> WHAT NEEDS TO BE DONE: Collect each line containing "true".

* START EXTRACTED RECORDS *

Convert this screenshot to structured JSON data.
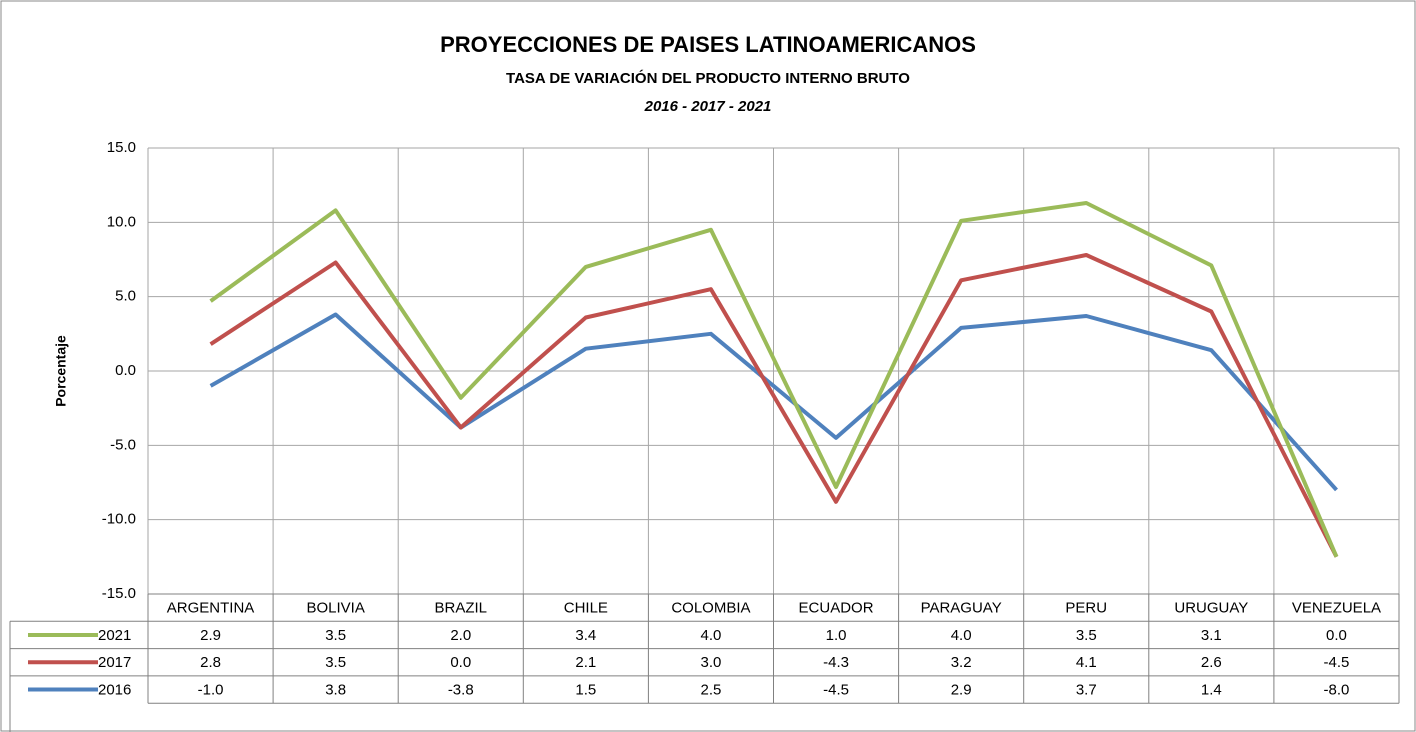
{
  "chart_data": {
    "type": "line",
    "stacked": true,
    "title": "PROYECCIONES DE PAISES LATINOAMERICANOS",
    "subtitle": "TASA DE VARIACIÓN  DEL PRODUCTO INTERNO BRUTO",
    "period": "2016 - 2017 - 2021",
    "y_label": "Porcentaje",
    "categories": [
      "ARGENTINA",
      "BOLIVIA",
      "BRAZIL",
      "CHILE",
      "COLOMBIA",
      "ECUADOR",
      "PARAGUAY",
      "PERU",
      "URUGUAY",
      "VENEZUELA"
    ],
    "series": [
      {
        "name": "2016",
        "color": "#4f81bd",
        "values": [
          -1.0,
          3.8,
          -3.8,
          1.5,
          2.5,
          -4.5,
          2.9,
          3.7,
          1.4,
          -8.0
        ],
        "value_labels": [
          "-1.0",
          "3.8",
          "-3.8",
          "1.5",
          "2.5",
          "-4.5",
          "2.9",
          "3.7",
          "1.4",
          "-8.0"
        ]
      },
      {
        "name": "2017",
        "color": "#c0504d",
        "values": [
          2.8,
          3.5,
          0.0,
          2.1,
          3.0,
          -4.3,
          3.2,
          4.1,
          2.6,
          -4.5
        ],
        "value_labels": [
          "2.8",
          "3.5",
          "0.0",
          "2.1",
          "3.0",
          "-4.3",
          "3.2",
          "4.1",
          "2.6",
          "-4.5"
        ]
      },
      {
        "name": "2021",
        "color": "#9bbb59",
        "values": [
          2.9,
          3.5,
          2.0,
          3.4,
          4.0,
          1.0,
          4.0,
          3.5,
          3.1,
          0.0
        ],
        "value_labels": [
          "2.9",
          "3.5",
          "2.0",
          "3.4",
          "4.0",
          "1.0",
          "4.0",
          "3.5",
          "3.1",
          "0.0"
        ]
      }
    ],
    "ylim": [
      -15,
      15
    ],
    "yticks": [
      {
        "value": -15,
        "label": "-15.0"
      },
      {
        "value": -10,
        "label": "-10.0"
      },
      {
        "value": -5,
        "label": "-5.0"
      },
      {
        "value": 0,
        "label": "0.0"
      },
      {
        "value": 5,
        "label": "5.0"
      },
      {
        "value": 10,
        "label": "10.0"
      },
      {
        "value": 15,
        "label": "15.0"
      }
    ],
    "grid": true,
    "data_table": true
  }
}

* END EXTRACTED RECORDS *

> RESULT OF THE TASK:
    "stacked": true,
    "grid": true,
    "data_table": true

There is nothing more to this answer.